— What the task requires —
Return every line of the records below verbatim, with no pictures in the copy.

— Material to process —
• • •
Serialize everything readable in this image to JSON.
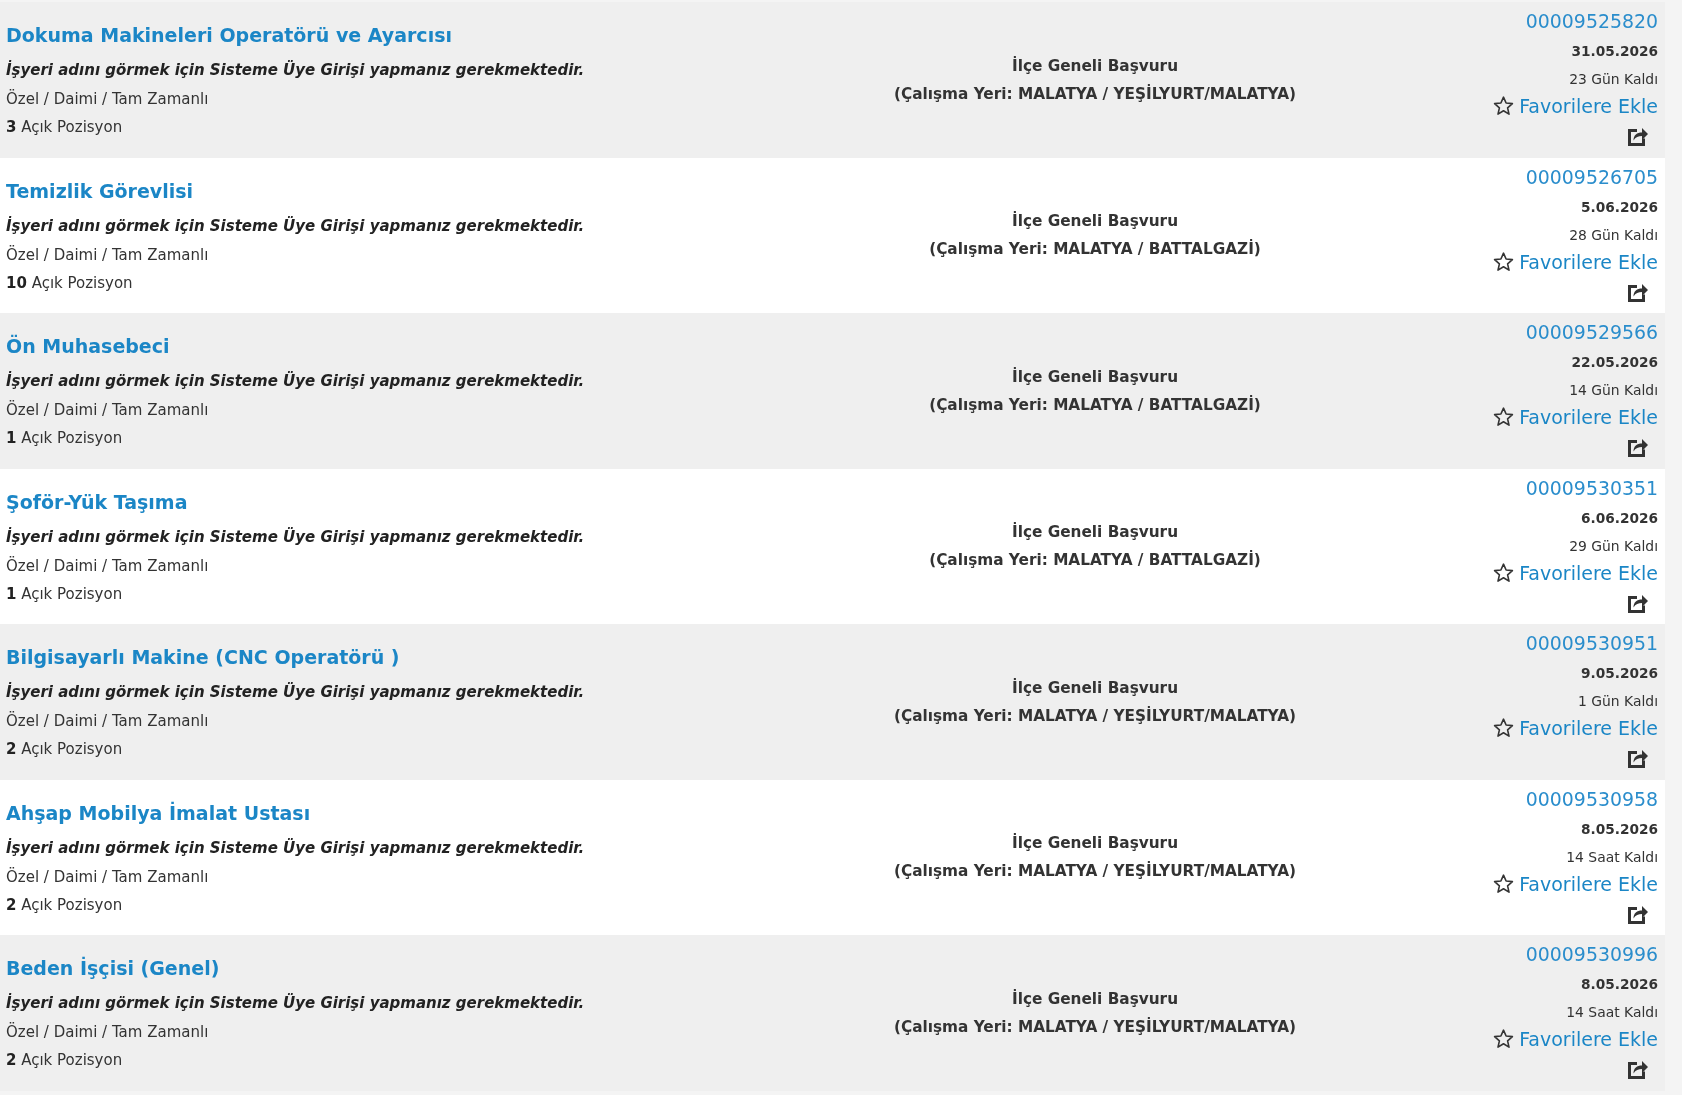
{
  "listings": [
    {
      "title": "Dokuma Makineleri Operatörü ve Ayarcısı",
      "employer_notice": "İşyeri adını görmek için Sisteme Üye Girişi yapmanız gerekmektedir.",
      "employment_type": "Özel / Daimi / Tam Zamanlı",
      "positions": "**3** Açık Pozisyon",
      "application_scope": "İlçe Geneli Başvuru",
      "work_location": "(Çalışma Yeri: MALATYA / YEŞİLYURT/MALATYA)",
      "listing_number": "00009525820",
      "deadline": "31.05.2026",
      "remaining": "23 Gün Kaldı",
      "favorite_label": "Favorilere Ekle"
    },
    {
      "title": "Temizlik Görevlisi",
      "employer_notice": "İşyeri adını görmek için Sisteme Üye Girişi yapmanız gerekmektedir.",
      "employment_type": "Özel / Daimi / Tam Zamanlı",
      "positions": "**10** Açık Pozisyon",
      "application_scope": "İlçe Geneli Başvuru",
      "work_location": "(Çalışma Yeri: MALATYA / BATTALGAZİ)",
      "listing_number": "00009526705",
      "deadline": "5.06.2026",
      "remaining": "28 Gün Kaldı",
      "favorite_label": "Favorilere Ekle"
    },
    {
      "title": "Ön Muhasebeci",
      "employer_notice": "İşyeri adını görmek için Sisteme Üye Girişi yapmanız gerekmektedir.",
      "employment_type": "Özel / Daimi / Tam Zamanlı",
      "positions": "**1** Açık Pozisyon",
      "application_scope": "İlçe Geneli Başvuru",
      "work_location": "(Çalışma Yeri: MALATYA / BATTALGAZİ)",
      "listing_number": "00009529566",
      "deadline": "22.05.2026",
      "remaining": "14 Gün Kaldı",
      "favorite_label": "Favorilere Ekle"
    },
    {
      "title": "Şoför-Yük Taşıma",
      "employer_notice": "İşyeri adını görmek için Sisteme Üye Girişi yapmanız gerekmektedir.",
      "employment_type": "Özel / Daimi / Tam Zamanlı",
      "positions": "**1** Açık Pozisyon",
      "application_scope": "İlçe Geneli Başvuru",
      "work_location": "(Çalışma Yeri: MALATYA / BATTALGAZİ)",
      "listing_number": "00009530351",
      "deadline": "6.06.2026",
      "remaining": "29 Gün Kaldı",
      "favorite_label": "Favorilere Ekle"
    },
    {
      "title": "Bilgisayarlı Makine (CNC Operatörü )",
      "employer_notice": "İşyeri adını görmek için Sisteme Üye Girişi yapmanız gerekmektedir.",
      "employment_type": "Özel / Daimi / Tam Zamanlı",
      "positions": "**2** Açık Pozisyon",
      "application_scope": "İlçe Geneli Başvuru",
      "work_location": "(Çalışma Yeri: MALATYA / YEŞİLYURT/MALATYA)",
      "listing_number": "00009530951",
      "deadline": "9.05.2026",
      "remaining": "1 Gün Kaldı",
      "favorite_label": "Favorilere Ekle"
    },
    {
      "title": "Ahşap Mobilya İmalat Ustası",
      "employer_notice": "İşyeri adını görmek için Sisteme Üye Girişi yapmanız gerekmektedir.",
      "employment_type": "Özel / Daimi / Tam Zamanlı",
      "positions": "**2** Açık Pozisyon",
      "application_scope": "İlçe Geneli Başvuru",
      "work_location": "(Çalışma Yeri: MALATYA / YEŞİLYURT/MALATYA)",
      "listing_number": "00009530958",
      "deadline": "8.05.2026",
      "remaining": "14 Saat Kaldı",
      "favorite_label": "Favorilere Ekle"
    },
    {
      "title": "Beden İşçisi (Genel)",
      "employer_notice": "İşyeri adını görmek için Sisteme Üye Girişi yapmanız gerekmektedir.",
      "employment_type": "Özel / Daimi / Tam Zamanlı",
      "positions": "**2** Açık Pozisyon",
      "application_scope": "İlçe Geneli Başvuru",
      "work_location": "(Çalışma Yeri: MALATYA / YEŞİLYURT/MALATYA)",
      "listing_number": "00009530996",
      "deadline": "8.05.2026",
      "remaining": "14 Saat Kaldı",
      "favorite_label": "Favorilere Ekle"
    }
  ]
}
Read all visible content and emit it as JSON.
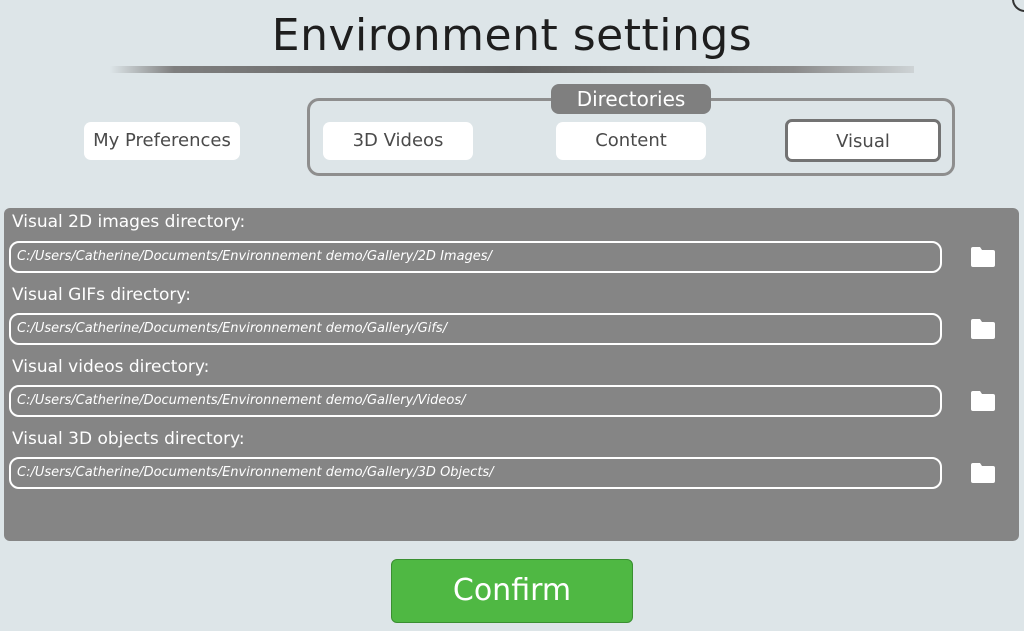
{
  "title": "Environment settings",
  "tabs": {
    "preferences": "My Preferences",
    "group_label": "Directories",
    "videos_3d": "3D Videos",
    "content": "Content",
    "visual": "Visual"
  },
  "active_tab": "Visual",
  "fields": [
    {
      "label": "Visual 2D images directory:",
      "value": "C:/Users/Catherine/Documents/Environnement demo/Gallery/2D Images/"
    },
    {
      "label": "Visual GIFs directory:",
      "value": "C:/Users/Catherine/Documents/Environnement demo/Gallery/Gifs/"
    },
    {
      "label": "Visual videos directory:",
      "value": "C:/Users/Catherine/Documents/Environnement demo/Gallery/Videos/"
    },
    {
      "label": "Visual 3D objects directory:",
      "value": "C:/Users/Catherine/Documents/Environnement demo/Gallery/3D Objects/"
    }
  ],
  "icons": {
    "browse": "folder-icon"
  },
  "confirm_label": "Confirm",
  "colors": {
    "background": "#dde5e8",
    "panel": "#858585",
    "confirm": "#4fb843",
    "active_tab_border": "#737373"
  }
}
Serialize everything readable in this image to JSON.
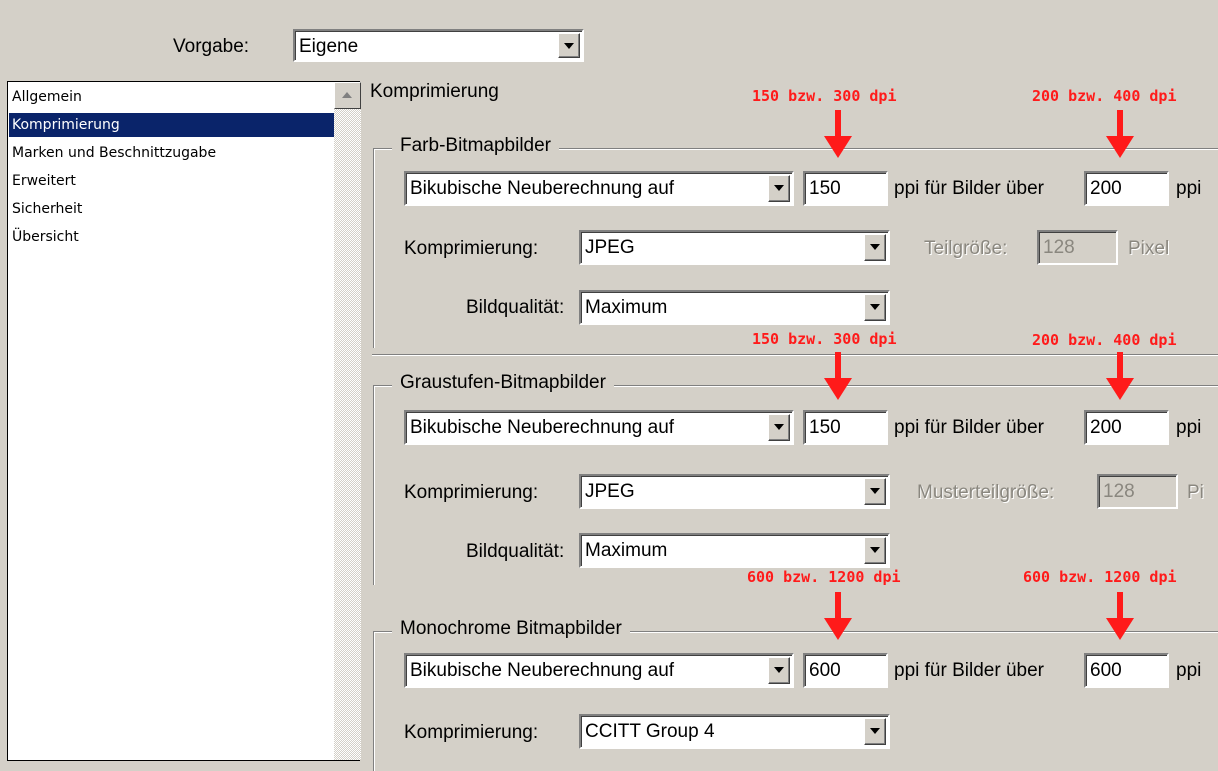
{
  "preset": {
    "label": "Vorgabe:",
    "value": "Eigene"
  },
  "sidebar": {
    "items": [
      {
        "label": "Allgemein"
      },
      {
        "label": "Komprimierung"
      },
      {
        "label": "Marken und Beschnittzugabe"
      },
      {
        "label": "Erweitert"
      },
      {
        "label": "Sicherheit"
      },
      {
        "label": "Übersicht"
      }
    ],
    "selected": "Komprimierung"
  },
  "section_title": "Komprimierung",
  "groups": {
    "color": {
      "title": "Farb-Bitmapbilder",
      "resample": "Bikubische Neuberechnung auf",
      "ppi_value": "150",
      "ppi_text": "ppi für Bilder über",
      "above_value": "200",
      "ppi_unit": "ppi",
      "compression_label": "Komprimierung:",
      "compression": "JPEG",
      "tile_label": "Teilgröße:",
      "tile_value": "128",
      "tile_unit": "Pixel",
      "quality_label": "Bildqualität:",
      "quality": "Maximum"
    },
    "gray": {
      "title": "Graustufen-Bitmapbilder",
      "resample": "Bikubische Neuberechnung auf",
      "ppi_value": "150",
      "ppi_text": "ppi für Bilder über",
      "above_value": "200",
      "ppi_unit": "ppi",
      "compression_label": "Komprimierung:",
      "compression": "JPEG",
      "tile_label": "Musterteilgröße:",
      "tile_value": "128",
      "tile_unit": "Pi",
      "quality_label": "Bildqualität:",
      "quality": "Maximum"
    },
    "mono": {
      "title": "Monochrome Bitmapbilder",
      "resample": "Bikubische Neuberechnung auf",
      "ppi_value": "600",
      "ppi_text": "ppi für Bilder über",
      "above_value": "600",
      "ppi_unit": "ppi",
      "compression_label": "Komprimierung:",
      "compression": "CCITT Group 4"
    }
  },
  "annotations": {
    "color_left": "150 bzw. 300 dpi",
    "color_right": "200 bzw. 400 dpi",
    "gray_left": "150 bzw. 300 dpi",
    "gray_right": "200 bzw. 400 dpi",
    "mono_left": "600 bzw. 1200 dpi",
    "mono_right": "600 bzw. 1200 dpi",
    "color": "#ff1a1a"
  }
}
• • •
— Written response —
Serialize everything readable in this image to JSON.
{
  "listings": [
    {
      "title": "Dokuma Makineleri Operatörü ve Ayarcısı",
      "employer_notice": "İşyeri adını görmek için Sisteme Üye Girişi yapmanız gerekmektedir.",
      "employment_type": "Özel / Daimi / Tam Zamanlı",
      "positions": "**3** Açık Pozisyon",
      "application_scope": "İlçe Geneli Başvuru",
      "work_location": "(Çalışma Yeri: MALATYA / YEŞİLYURT/MALATYA)",
      "listing_number": "00009525820",
      "deadline": "31.05.2026",
      "remaining": "23 Gün Kaldı",
      "favorite_label": "Favorilere Ekle"
    },
    {
      "title": "Temizlik Görevlisi",
      "employer_notice": "İşyeri adını görmek için Sisteme Üye Girişi yapmanız gerekmektedir.",
      "employment_type": "Özel / Daimi / Tam Zamanlı",
      "positions": "**10** Açık Pozisyon",
      "application_scope": "İlçe Geneli Başvuru",
      "work_location": "(Çalışma Yeri: MALATYA / BATTALGAZİ)",
      "listing_number": "00009526705",
      "deadline": "5.06.2026",
      "remaining": "28 Gün Kaldı",
      "favorite_label": "Favorilere Ekle"
    },
    {
      "title": "Ön Muhasebeci",
      "employer_notice": "İşyeri adını görmek için Sisteme Üye Girişi yapmanız gerekmektedir.",
      "employment_type": "Özel / Daimi / Tam Zamanlı",
      "positions": "**1** Açık Pozisyon",
      "application_scope": "İlçe Geneli Başvuru",
      "work_location": "(Çalışma Yeri: MALATYA / BATTALGAZİ)",
      "listing_number": "00009529566",
      "deadline": "22.05.2026",
      "remaining": "14 Gün Kaldı",
      "favorite_label": "Favorilere Ekle"
    },
    {
      "title": "Şoför-Yük Taşıma",
      "employer_notice": "İşyeri adını görmek için Sisteme Üye Girişi yapmanız gerekmektedir.",
      "employment_type": "Özel / Daimi / Tam Zamanlı",
      "positions": "**1** Açık Pozisyon",
      "application_scope": "İlçe Geneli Başvuru",
      "work_location": "(Çalışma Yeri: MALATYA / BATTALGAZİ)",
      "listing_number": "00009530351",
      "deadline": "6.06.2026",
      "remaining": "29 Gün Kaldı",
      "favorite_label": "Favorilere Ekle"
    },
    {
      "title": "Bilgisayarlı Makine (CNC Operatörü )",
      "employer_notice": "İşyeri adını görmek için Sisteme Üye Girişi yapmanız gerekmektedir.",
      "employment_type": "Özel / Daimi / Tam Zamanlı",
      "positions": "**2** Açık Pozisyon",
      "application_scope": "İlçe Geneli Başvuru",
      "work_location": "(Çalışma Yeri: MALATYA / YEŞİLYURT/MALATYA)",
      "listing_number": "00009530951",
      "deadline": "9.05.2026",
      "remaining": "1 Gün Kaldı",
      "favorite_label": "Favorilere Ekle"
    },
    {
      "title": "Ahşap Mobilya İmalat Ustası",
      "employer_notice": "İşyeri adını görmek için Sisteme Üye Girişi yapmanız gerekmektedir.",
      "employment_type": "Özel / Daimi / Tam Zamanlı",
      "positions": "**2** Açık Pozisyon",
      "application_scope": "İlçe Geneli Başvuru",
      "work_location": "(Çalışma Yeri: MALATYA / YEŞİLYURT/MALATYA)",
      "listing_number": "00009530958",
      "deadline": "8.05.2026",
      "remaining": "14 Saat Kaldı",
      "favorite_label": "Favorilere Ekle"
    },
    {
      "title": "Beden İşçisi (Genel)",
      "employer_notice": "İşyeri adını görmek için Sisteme Üye Girişi yapmanız gerekmektedir.",
      "employment_type": "Özel / Daimi / Tam Zamanlı",
      "positions": "**2** Açık Pozisyon",
      "application_scope": "İlçe Geneli Başvuru",
      "work_location": "(Çalışma Yeri: MALATYA / YEŞİLYURT/MALATYA)",
      "listing_number": "00009530996",
      "deadline": "8.05.2026",
      "remaining": "14 Saat Kaldı",
      "favorite_label": "Favorilere Ekle"
    }
  ]
}
Read all visible content and emit it as JSON.
{
  "title": "Environment settings",
  "tabs": {
    "preferences": "My Preferences",
    "group_label": "Directories",
    "videos_3d": "3D Videos",
    "content": "Content",
    "visual": "Visual"
  },
  "active_tab": "Visual",
  "fields": [
    {
      "label": "Visual 2D images directory:",
      "value": "C:/Users/Catherine/Documents/Environnement demo/Gallery/2D Images/"
    },
    {
      "label": "Visual GIFs directory:",
      "value": "C:/Users/Catherine/Documents/Environnement demo/Gallery/Gifs/"
    },
    {
      "label": "Visual videos directory:",
      "value": "C:/Users/Catherine/Documents/Environnement demo/Gallery/Videos/"
    },
    {
      "label": "Visual 3D objects directory:",
      "value": "C:/Users/Catherine/Documents/Environnement demo/Gallery/3D Objects/"
    }
  ],
  "icons": {
    "browse": "folder-icon"
  },
  "confirm_label": "Confirm",
  "colors": {
    "background": "#dde5e8",
    "panel": "#858585",
    "confirm": "#4fb843",
    "active_tab_border": "#737373"
  }
}
Serialize everything readable in this image to JSON.
{
  "preset": {
    "label": "Vorgabe:",
    "value": "Eigene"
  },
  "sidebar": {
    "items": [
      {
        "label": "Allgemein"
      },
      {
        "label": "Komprimierung"
      },
      {
        "label": "Marken und Beschnittzugabe"
      },
      {
        "label": "Erweitert"
      },
      {
        "label": "Sicherheit"
      },
      {
        "label": "Übersicht"
      }
    ],
    "selected": "Komprimierung"
  },
  "section_title": "Komprimierung",
  "groups": {
    "color": {
      "title": "Farb-Bitmapbilder",
      "resample": "Bikubische Neuberechnung auf",
      "ppi_value": "150",
      "ppi_text": "ppi für Bilder über",
      "above_value": "200",
      "ppi_unit": "ppi",
      "compression_label": "Komprimierung:",
      "compression": "JPEG",
      "tile_label": "Teilgröße:",
      "tile_value": "128",
      "tile_unit": "Pixel",
      "quality_label": "Bildqualität:",
      "quality": "Maximum"
    },
    "gray": {
      "title": "Graustufen-Bitmapbilder",
      "resample": "Bikubische Neuberechnung auf",
      "ppi_value": "150",
      "ppi_text": "ppi für Bilder über",
      "above_value": "200",
      "ppi_unit": "ppi",
      "compression_label": "Komprimierung:",
      "compression": "JPEG",
      "tile_label": "Musterteilgröße:",
      "tile_value": "128",
      "tile_unit": "Pi",
      "quality_label": "Bildqualität:",
      "quality": "Maximum"
    },
    "mono": {
      "title": "Monochrome Bitmapbilder",
      "resample": "Bikubische Neuberechnung auf",
      "ppi_value": "600",
      "ppi_text": "ppi für Bilder über",
      "above_value": "600",
      "ppi_unit": "ppi",
      "compression_label": "Komprimierung:",
      "compression": "CCITT Group 4"
    }
  },
  "annotations": {
    "color_left": "150 bzw. 300 dpi",
    "color_right": "200 bzw. 400 dpi",
    "gray_left": "150 bzw. 300 dpi",
    "gray_right": "200 bzw. 400 dpi",
    "mono_left": "600 bzw. 1200 dpi",
    "mono_right": "600 bzw. 1200 dpi",
    "color": "#ff1a1a"
  }
}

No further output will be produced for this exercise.